• CHALLENGE:
Copy the lines in the entries below word for word, from the line with "List each element" up to and including the line with "sidebar-item-label: VPN [46, 409, 75, 425]".

• RECORD SET:
==================================================

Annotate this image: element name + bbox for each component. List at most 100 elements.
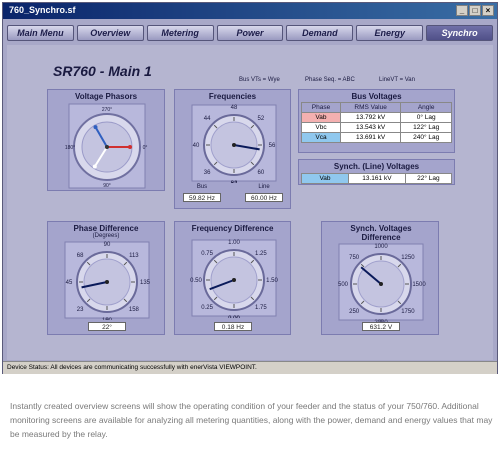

==================================================

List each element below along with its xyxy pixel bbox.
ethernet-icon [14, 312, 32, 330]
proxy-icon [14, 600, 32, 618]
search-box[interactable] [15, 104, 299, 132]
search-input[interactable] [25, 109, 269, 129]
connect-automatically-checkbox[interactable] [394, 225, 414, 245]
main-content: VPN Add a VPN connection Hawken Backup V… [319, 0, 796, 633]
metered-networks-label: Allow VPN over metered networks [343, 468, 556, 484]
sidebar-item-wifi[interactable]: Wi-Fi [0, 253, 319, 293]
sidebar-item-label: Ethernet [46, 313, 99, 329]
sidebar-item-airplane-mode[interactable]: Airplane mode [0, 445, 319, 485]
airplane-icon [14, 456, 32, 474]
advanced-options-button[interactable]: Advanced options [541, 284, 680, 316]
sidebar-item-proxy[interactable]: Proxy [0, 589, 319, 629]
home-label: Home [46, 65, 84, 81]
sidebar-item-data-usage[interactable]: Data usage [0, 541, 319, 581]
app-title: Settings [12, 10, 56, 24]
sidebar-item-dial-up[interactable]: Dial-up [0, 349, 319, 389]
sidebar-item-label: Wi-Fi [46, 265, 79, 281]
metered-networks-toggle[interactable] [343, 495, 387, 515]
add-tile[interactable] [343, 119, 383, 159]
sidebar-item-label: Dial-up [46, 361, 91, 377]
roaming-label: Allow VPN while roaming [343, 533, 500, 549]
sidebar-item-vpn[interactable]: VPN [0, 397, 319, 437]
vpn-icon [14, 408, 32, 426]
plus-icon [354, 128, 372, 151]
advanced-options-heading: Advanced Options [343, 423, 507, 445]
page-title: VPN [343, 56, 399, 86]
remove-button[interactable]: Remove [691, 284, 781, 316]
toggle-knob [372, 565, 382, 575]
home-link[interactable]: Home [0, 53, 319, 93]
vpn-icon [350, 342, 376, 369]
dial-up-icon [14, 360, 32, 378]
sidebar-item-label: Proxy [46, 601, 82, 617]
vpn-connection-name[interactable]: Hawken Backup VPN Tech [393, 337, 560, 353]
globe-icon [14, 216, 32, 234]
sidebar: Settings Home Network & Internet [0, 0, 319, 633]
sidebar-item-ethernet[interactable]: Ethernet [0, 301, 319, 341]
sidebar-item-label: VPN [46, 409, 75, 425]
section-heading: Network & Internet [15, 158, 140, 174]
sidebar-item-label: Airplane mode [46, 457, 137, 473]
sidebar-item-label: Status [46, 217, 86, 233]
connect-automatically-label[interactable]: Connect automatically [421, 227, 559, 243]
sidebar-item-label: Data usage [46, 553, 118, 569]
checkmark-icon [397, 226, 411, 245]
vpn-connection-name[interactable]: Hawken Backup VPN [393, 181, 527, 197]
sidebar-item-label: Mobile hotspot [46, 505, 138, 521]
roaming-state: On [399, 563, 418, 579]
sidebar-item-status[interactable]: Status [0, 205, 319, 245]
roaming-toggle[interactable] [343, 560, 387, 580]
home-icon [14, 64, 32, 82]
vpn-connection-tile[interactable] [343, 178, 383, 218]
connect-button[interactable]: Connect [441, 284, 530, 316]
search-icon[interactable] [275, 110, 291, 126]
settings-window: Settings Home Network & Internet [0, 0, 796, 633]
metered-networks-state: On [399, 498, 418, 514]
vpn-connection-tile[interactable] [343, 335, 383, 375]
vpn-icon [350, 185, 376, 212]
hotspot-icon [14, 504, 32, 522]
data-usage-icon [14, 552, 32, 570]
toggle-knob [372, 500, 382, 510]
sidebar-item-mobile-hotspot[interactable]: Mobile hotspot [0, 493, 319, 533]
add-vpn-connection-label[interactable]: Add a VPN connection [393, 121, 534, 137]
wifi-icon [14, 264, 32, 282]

==================================================

• RESULT BELOW:
List each element below along with its xyxy pixel bbox.
ethernet-icon [14, 312, 32, 330]
proxy-icon [14, 600, 32, 618]
search-box[interactable] [15, 104, 299, 132]
search-input[interactable] [25, 109, 269, 129]
connect-automatically-checkbox[interactable] [394, 225, 414, 245]
main-content: VPN Add a VPN connection Hawken Backup V… [319, 0, 796, 633]
metered-networks-label: Allow VPN over metered networks [343, 468, 556, 484]
sidebar-item-wifi[interactable]: Wi-Fi [0, 253, 319, 293]
sidebar-item-label: Ethernet [46, 313, 99, 329]
sidebar-item-airplane-mode[interactable]: Airplane mode [0, 445, 319, 485]
airplane-icon [14, 456, 32, 474]
advanced-options-button[interactable]: Advanced options [541, 284, 680, 316]
sidebar-item-proxy[interactable]: Proxy [0, 589, 319, 629]
home-label: Home [46, 65, 84, 81]
sidebar-item-data-usage[interactable]: Data usage [0, 541, 319, 581]
app-title: Settings [12, 10, 56, 24]
sidebar-item-dial-up[interactable]: Dial-up [0, 349, 319, 389]
sidebar-item-label: Wi-Fi [46, 265, 79, 281]
metered-networks-toggle[interactable] [343, 495, 387, 515]
add-tile[interactable] [343, 119, 383, 159]
sidebar-item-label: Dial-up [46, 361, 91, 377]
roaming-label: Allow VPN while roaming [343, 533, 500, 549]
sidebar-item-vpn[interactable]: VPN [0, 397, 319, 437]
vpn-icon [14, 408, 32, 426]
plus-icon [354, 128, 372, 151]
advanced-options-heading: Advanced Options [343, 423, 507, 445]
page-title: VPN [343, 56, 399, 86]
remove-button[interactable]: Remove [691, 284, 781, 316]
toggle-knob [372, 565, 382, 575]
home-link[interactable]: Home [0, 53, 319, 93]
vpn-icon [350, 342, 376, 369]
dial-up-icon [14, 360, 32, 378]
sidebar-item-label: Proxy [46, 601, 82, 617]
vpn-connection-name[interactable]: Hawken Backup VPN Tech [393, 337, 560, 353]
globe-icon [14, 216, 32, 234]
sidebar: Settings Home Network & Internet [0, 0, 319, 633]
sidebar-item-ethernet[interactable]: Ethernet [0, 301, 319, 341]
sidebar-item-label: VPN [46, 409, 75, 425]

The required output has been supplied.